EXERCISE TASK: For the material that follows, list every line containing the word "十一月初九".

>> BEGIN

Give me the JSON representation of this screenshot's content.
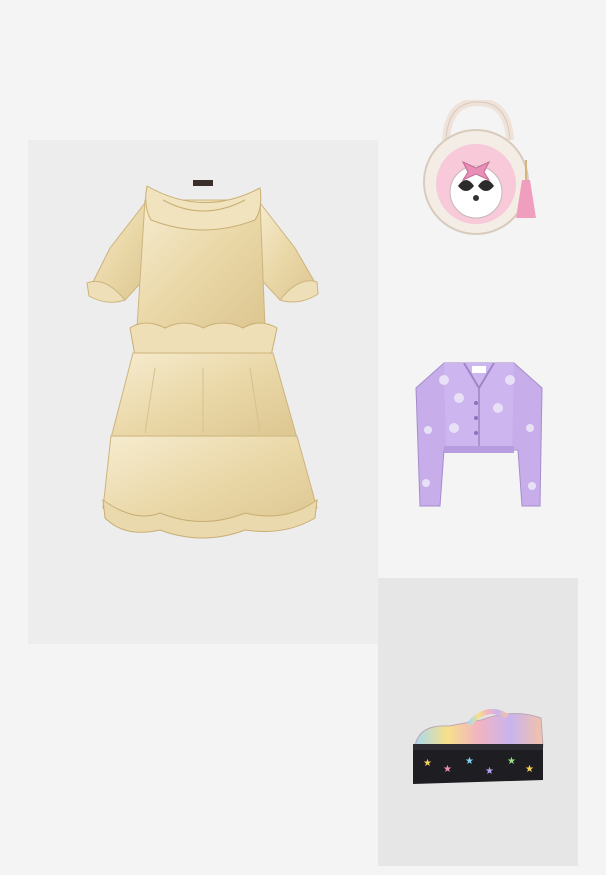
{
  "outfit": {
    "items": [
      {
        "id": "dress",
        "kind": "product-image",
        "icon": "ruffled-cream-dress",
        "color": "#ecdcb0"
      },
      {
        "id": "bag",
        "kind": "product-image",
        "icon": "round-panda-crossbody-bag",
        "color": "#f7c9d9"
      },
      {
        "id": "cardigan",
        "kind": "product-image",
        "icon": "lilac-cropped-cardigan",
        "color": "#c7aeea"
      },
      {
        "id": "shoes",
        "kind": "product-image",
        "icon": "rainbow-platform-mary-jane",
        "color": "#f2c3b1"
      }
    ]
  },
  "colors": {
    "page_bg": "#f4f4f4",
    "dress_tile_bg": "#ededed",
    "shoe_tile_bg": "#e6e6e6"
  }
}
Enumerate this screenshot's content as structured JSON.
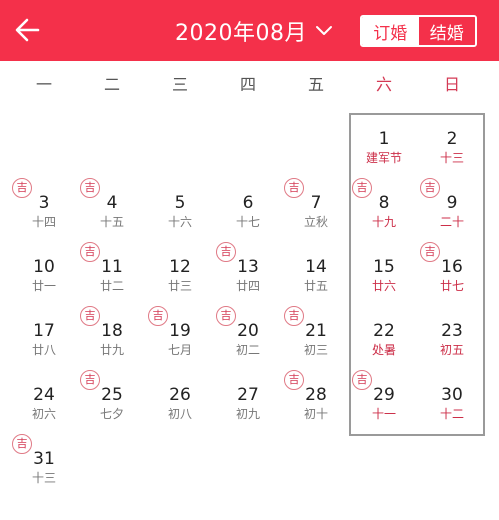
{
  "header": {
    "month": "2020年08月",
    "tabs": [
      {
        "label": "订婚",
        "active": true
      },
      {
        "label": "结婚",
        "active": false
      }
    ]
  },
  "weekdays": [
    "一",
    "二",
    "三",
    "四",
    "五",
    "六",
    "日"
  ],
  "badge_label": "吉",
  "colors": {
    "accent": "#f4304a",
    "weekend_text": "#d43a55",
    "badge": "#d43a55"
  },
  "weeks": [
    [
      null,
      null,
      null,
      null,
      null,
      {
        "day": "1",
        "lunar": "建军节",
        "auspicious": false
      },
      {
        "day": "2",
        "lunar": "十三",
        "auspicious": false
      }
    ],
    [
      {
        "day": "3",
        "lunar": "十四",
        "auspicious": true
      },
      {
        "day": "4",
        "lunar": "十五",
        "auspicious": true
      },
      {
        "day": "5",
        "lunar": "十六",
        "auspicious": false
      },
      {
        "day": "6",
        "lunar": "十七",
        "auspicious": false
      },
      {
        "day": "7",
        "lunar": "立秋",
        "auspicious": true
      },
      {
        "day": "8",
        "lunar": "十九",
        "auspicious": true
      },
      {
        "day": "9",
        "lunar": "二十",
        "auspicious": true
      }
    ],
    [
      {
        "day": "10",
        "lunar": "廿一",
        "auspicious": false
      },
      {
        "day": "11",
        "lunar": "廿二",
        "auspicious": true
      },
      {
        "day": "12",
        "lunar": "廿三",
        "auspicious": false
      },
      {
        "day": "13",
        "lunar": "廿四",
        "auspicious": true
      },
      {
        "day": "14",
        "lunar": "廿五",
        "auspicious": false
      },
      {
        "day": "15",
        "lunar": "廿六",
        "auspicious": false
      },
      {
        "day": "16",
        "lunar": "廿七",
        "auspicious": true
      }
    ],
    [
      {
        "day": "17",
        "lunar": "廿八",
        "auspicious": false
      },
      {
        "day": "18",
        "lunar": "廿九",
        "auspicious": true
      },
      {
        "day": "19",
        "lunar": "七月",
        "auspicious": true
      },
      {
        "day": "20",
        "lunar": "初二",
        "auspicious": true
      },
      {
        "day": "21",
        "lunar": "初三",
        "auspicious": true
      },
      {
        "day": "22",
        "lunar": "处暑",
        "auspicious": false
      },
      {
        "day": "23",
        "lunar": "初五",
        "auspicious": false
      }
    ],
    [
      {
        "day": "24",
        "lunar": "初六",
        "auspicious": false
      },
      {
        "day": "25",
        "lunar": "七夕",
        "auspicious": true
      },
      {
        "day": "26",
        "lunar": "初八",
        "auspicious": false
      },
      {
        "day": "27",
        "lunar": "初九",
        "auspicious": false
      },
      {
        "day": "28",
        "lunar": "初十",
        "auspicious": true
      },
      {
        "day": "29",
        "lunar": "十一",
        "auspicious": true
      },
      {
        "day": "30",
        "lunar": "十二",
        "auspicious": false
      }
    ],
    [
      {
        "day": "31",
        "lunar": "十三",
        "auspicious": true
      },
      null,
      null,
      null,
      null,
      null,
      null
    ]
  ]
}
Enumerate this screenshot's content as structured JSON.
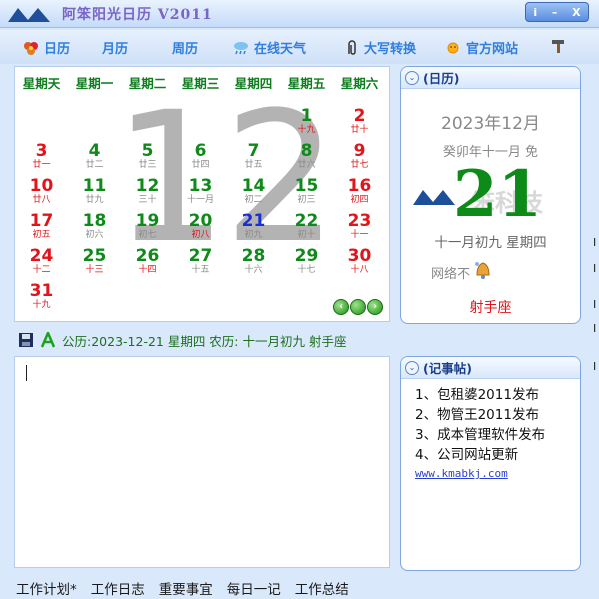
{
  "window": {
    "title": "阿笨阳光日历 V2011",
    "controls": [
      "i",
      "–",
      "X"
    ]
  },
  "toolbar": {
    "items": [
      {
        "label": "日历",
        "icon": "flower-icon"
      },
      {
        "label": "月历",
        "icon": ""
      },
      {
        "label": "周历",
        "icon": ""
      },
      {
        "label": "在线天气",
        "icon": "cloud-rain-icon"
      },
      {
        "label": "大写转换",
        "icon": "paperclip-icon"
      },
      {
        "label": "官方网站",
        "icon": "sun-icon"
      },
      {
        "label": "",
        "icon": "hammer-icon"
      }
    ]
  },
  "calendar": {
    "weekdays": [
      "星期天",
      "星期一",
      "星期二",
      "星期三",
      "星期四",
      "星期五",
      "星期六"
    ],
    "big_month": "12",
    "days": [
      {
        "n": "1",
        "l": "十九",
        "c": "c-festred"
      },
      {
        "n": "2",
        "l": "廿十",
        "c": "c-red"
      },
      {
        "n": "3",
        "l": "廿一",
        "c": "c-red"
      },
      {
        "n": "4",
        "l": "廿二",
        "c": "c-green"
      },
      {
        "n": "5",
        "l": "廿三",
        "c": "c-green"
      },
      {
        "n": "6",
        "l": "廿四",
        "c": "c-green"
      },
      {
        "n": "7",
        "l": "廿五",
        "c": "c-green"
      },
      {
        "n": "8",
        "l": "廿六",
        "c": "c-green"
      },
      {
        "n": "9",
        "l": "廿七",
        "c": "c-red"
      },
      {
        "n": "10",
        "l": "廿八",
        "c": "c-red"
      },
      {
        "n": "11",
        "l": "廿九",
        "c": "c-green"
      },
      {
        "n": "12",
        "l": "三十",
        "c": "c-green"
      },
      {
        "n": "13",
        "l": "十一月",
        "c": "c-green"
      },
      {
        "n": "14",
        "l": "初二",
        "c": "c-green"
      },
      {
        "n": "15",
        "l": "初三",
        "c": "c-green"
      },
      {
        "n": "16",
        "l": "初四",
        "c": "c-red"
      },
      {
        "n": "17",
        "l": "初五",
        "c": "c-red"
      },
      {
        "n": "18",
        "l": "初六",
        "c": "c-green"
      },
      {
        "n": "19",
        "l": "初七",
        "c": "c-green"
      },
      {
        "n": "20",
        "l": "初八",
        "c": "c-festred"
      },
      {
        "n": "21",
        "l": "初九",
        "c": "c-blue"
      },
      {
        "n": "22",
        "l": "初十",
        "c": "c-green"
      },
      {
        "n": "23",
        "l": "十一",
        "c": "c-red"
      },
      {
        "n": "24",
        "l": "十二",
        "c": "c-red"
      },
      {
        "n": "25",
        "l": "十三",
        "c": "c-festred"
      },
      {
        "n": "26",
        "l": "十四",
        "c": "c-festred"
      },
      {
        "n": "27",
        "l": "十五",
        "c": "c-green"
      },
      {
        "n": "28",
        "l": "十六",
        "c": "c-green"
      },
      {
        "n": "29",
        "l": "十七",
        "c": "c-green"
      },
      {
        "n": "30",
        "l": "十八",
        "c": "c-red"
      },
      {
        "n": "31",
        "l": "十九",
        "c": "c-red"
      }
    ]
  },
  "info": {
    "text": "公历:2023-12-21 星期四 农历: 十一月初九 射手座"
  },
  "day_panel": {
    "header": "(日历)",
    "year_month": "2023年12月",
    "lunar_year": "癸卯年十一月 免",
    "day": "21",
    "watermark": "笨科技",
    "lunar_day": "十一月初九 星期四",
    "network": "网络不",
    "zodiac": "射手座"
  },
  "notes": {
    "header": "(记事帖)",
    "items": [
      "1、包租婆2011发布",
      "2、物管王2011发布",
      "3、成本管理软件发布",
      "4、公司网站更新"
    ],
    "link": "www.kmabkj.com"
  },
  "bottom_tabs": [
    "工作计划*",
    "工作日志",
    "重要事宜",
    "每日一记",
    "工作总结"
  ],
  "edge_chars": [
    "I",
    "I",
    "I",
    "I",
    "I"
  ]
}
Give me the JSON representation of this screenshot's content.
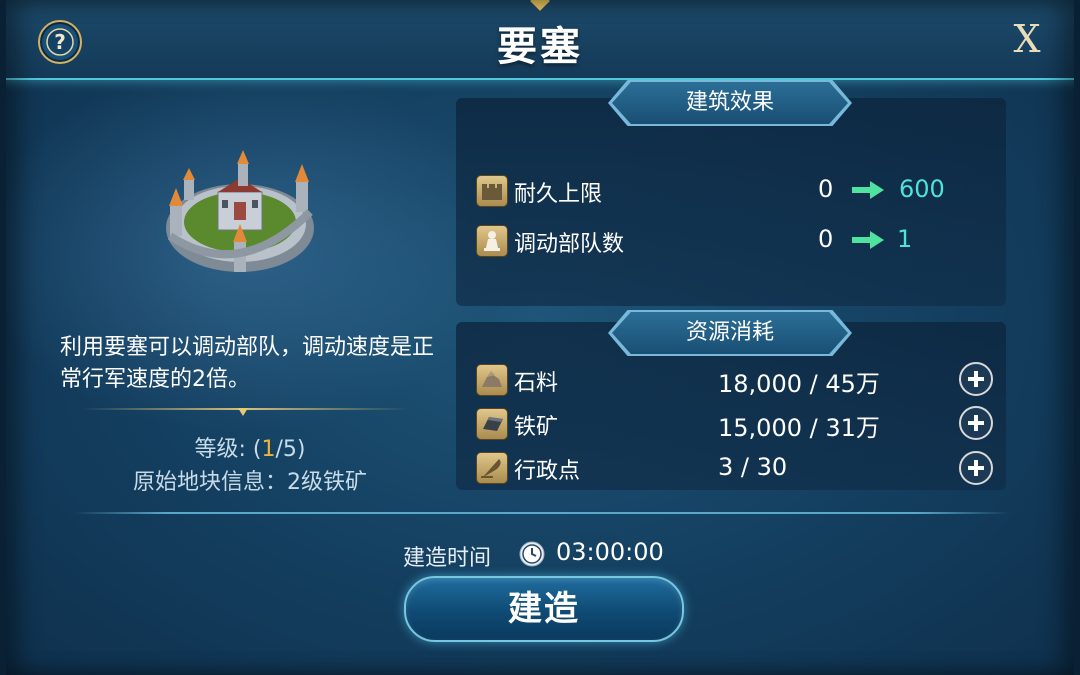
{
  "header": {
    "title": "要塞",
    "close_label": "X"
  },
  "info": {
    "description": "利用要塞可以调动部队，调动速度是正常行军速度的2倍。",
    "level_prefix": "等级: (",
    "level_current": "1",
    "level_suffix": "/5)",
    "origin_label": "原始地块信息：",
    "origin_value": "2级铁矿"
  },
  "effects": {
    "title": "建筑效果",
    "rows": [
      {
        "label": "耐久上限",
        "from": "0",
        "to": "600",
        "icon": "wall-icon"
      },
      {
        "label": "调动部队数",
        "from": "0",
        "to": "1",
        "icon": "pawn-icon"
      }
    ]
  },
  "costs": {
    "title": "资源消耗",
    "rows": [
      {
        "label": "石料",
        "amount": "18,000 / 45万",
        "icon": "stone-icon"
      },
      {
        "label": "铁矿",
        "amount": "15,000 / 31万",
        "icon": "iron-icon"
      },
      {
        "label": "行政点",
        "amount": "3 / 30",
        "icon": "quill-icon"
      }
    ]
  },
  "build": {
    "time_label": "建造时间",
    "time_value": "03:00:00",
    "button_label": "建造"
  },
  "colors": {
    "accent_cyan": "#4fe3d6",
    "gold": "#f0b43a",
    "frame_glow": "#4fc8dc"
  }
}
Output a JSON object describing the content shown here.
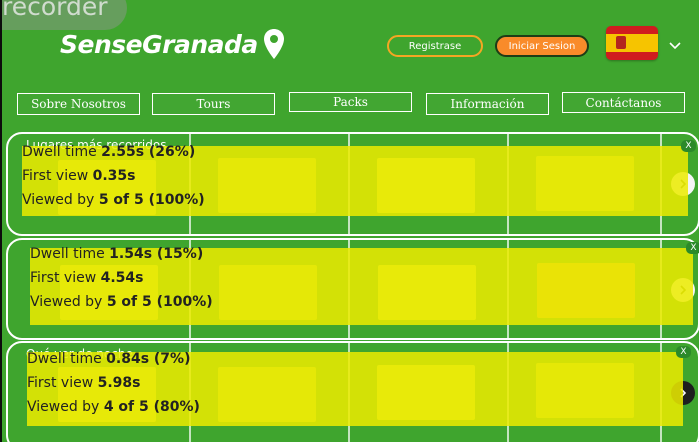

>> END

SOLVED PROBLEM:
    "text": "公历:2023-12-21 星期四 农历: 十一月初九 射手座"
    "lunar_day": "十一月初九 星期四",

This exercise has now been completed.